What to do >> Could you transcribe the material below exactly, without leaving out a single line?

#### Rows ####

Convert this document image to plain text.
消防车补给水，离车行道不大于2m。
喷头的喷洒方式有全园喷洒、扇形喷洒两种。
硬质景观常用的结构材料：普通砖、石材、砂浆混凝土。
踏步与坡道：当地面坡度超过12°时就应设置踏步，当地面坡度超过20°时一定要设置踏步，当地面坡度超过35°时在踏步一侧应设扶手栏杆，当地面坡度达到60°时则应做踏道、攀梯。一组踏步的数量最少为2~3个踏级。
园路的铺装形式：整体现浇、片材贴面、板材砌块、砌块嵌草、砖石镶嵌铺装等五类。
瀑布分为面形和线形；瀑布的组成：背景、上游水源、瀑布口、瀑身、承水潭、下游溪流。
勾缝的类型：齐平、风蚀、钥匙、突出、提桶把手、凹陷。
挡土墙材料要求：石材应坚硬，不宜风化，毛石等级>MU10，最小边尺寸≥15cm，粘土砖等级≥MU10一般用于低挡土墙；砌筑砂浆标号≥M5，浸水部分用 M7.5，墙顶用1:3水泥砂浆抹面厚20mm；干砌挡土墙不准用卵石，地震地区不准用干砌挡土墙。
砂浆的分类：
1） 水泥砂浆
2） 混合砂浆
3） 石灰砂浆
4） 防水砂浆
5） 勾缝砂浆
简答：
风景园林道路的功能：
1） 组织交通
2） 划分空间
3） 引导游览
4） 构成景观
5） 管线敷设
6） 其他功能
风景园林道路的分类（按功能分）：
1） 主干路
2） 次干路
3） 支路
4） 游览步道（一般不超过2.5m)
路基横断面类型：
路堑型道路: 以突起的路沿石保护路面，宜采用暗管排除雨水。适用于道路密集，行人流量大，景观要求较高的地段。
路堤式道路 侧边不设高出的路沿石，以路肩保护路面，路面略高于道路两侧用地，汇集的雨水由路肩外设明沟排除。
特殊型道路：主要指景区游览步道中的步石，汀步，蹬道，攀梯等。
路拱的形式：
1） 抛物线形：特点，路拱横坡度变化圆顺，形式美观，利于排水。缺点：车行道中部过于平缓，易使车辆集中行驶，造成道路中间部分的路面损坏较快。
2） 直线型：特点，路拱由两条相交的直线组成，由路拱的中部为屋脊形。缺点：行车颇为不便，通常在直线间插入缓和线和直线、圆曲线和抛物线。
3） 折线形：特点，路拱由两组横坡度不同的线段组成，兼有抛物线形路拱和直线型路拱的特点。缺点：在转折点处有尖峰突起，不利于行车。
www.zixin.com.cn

####

Exercise answer >>
Convert this document image to plain text.
消防车补给水，离车行道不大于2m。
喷头的喷洒方式有全园喷洒、扇形喷洒两种。
硬质景观常用的结构材料：普通砖、石材、砂浆混凝土。
踏步与坡道：当地面坡度超过12°时就应设置踏步，当地面坡度超过20°时一定要设置踏步，当地面坡度超过35°时在踏步一侧应设扶手栏杆，当地面坡度达到60°时则应做踏道、攀梯。一组踏步的数量最少为2~3个踏级。
园路的铺装形式：整体现浇、片材贴面、板材砌块、砌块嵌草、砖石镶嵌铺装等五类。
瀑布分为面形和线形；瀑布的组成：背景、上游水源、瀑布口、瀑身、承水潭、下游溪流。
勾缝的类型：齐平、风蚀、钥匙、突出、提桶把手、凹陷。
挡土墙材料要求：石材应坚硬，不宜风化，毛石等级>MU10，最小边尺寸≥15cm，粘土砖等级≥MU10一般用于低挡土墙；砌筑砂浆标号≥M5，浸水部分用 M7.5，墙顶用1:3水泥砂浆抹面厚20mm；干砌挡土墙不准用卵石，地震地区不准用干砌挡土墙。
砂浆的分类：
1） 水泥砂浆
2） 混合砂浆
3） 石灰砂浆
4） 防水砂浆
5） 勾缝砂浆
简答：
风景园林道路的功能：
1） 组织交通
2） 划分空间
3） 引导游览
4） 构成景观
5） 管线敷设
6） 其他功能
风景园林道路的分类（按功能分）：
1） 主干路
2） 次干路
3） 支路
4） 游览步道（一般不超过2.5m)
路基横断面类型：
路堑型道路: 以突起的路沿石保护路面，宜采用暗管排除雨水。适用于道路密集，行人流量大，景观要求较高的地段。
路堤式道路 侧边不设高出的路沿石，以路肩保护路面，路面略高于道路两侧用地，汇集的雨水由路肩外设明沟排除。
特殊型道路：主要指景区游览步道中的步石，汀步，蹬道，攀梯等。
路拱的形式：
1） 抛物线形：特点，路拱横坡度变化圆顺，形式美观，利于排水。缺点：车行道中部过于平缓，易使车辆集中行驶，造成道路中间部分的路面损坏较快。
2） 直线型：特点，路拱由两条相交的直线组成，由路拱的中部为屋脊形。缺点：行车颇为不便，通常在直线间插入缓和线和直线、圆曲线和抛物线。
3） 折线形：特点，路拱由两组横坡度不同的线段组成，兼有抛物线形路拱和直线型路拱的特点。缺点：在转折点处有尖峰突起，不利于行车。
www.zixin.com.cn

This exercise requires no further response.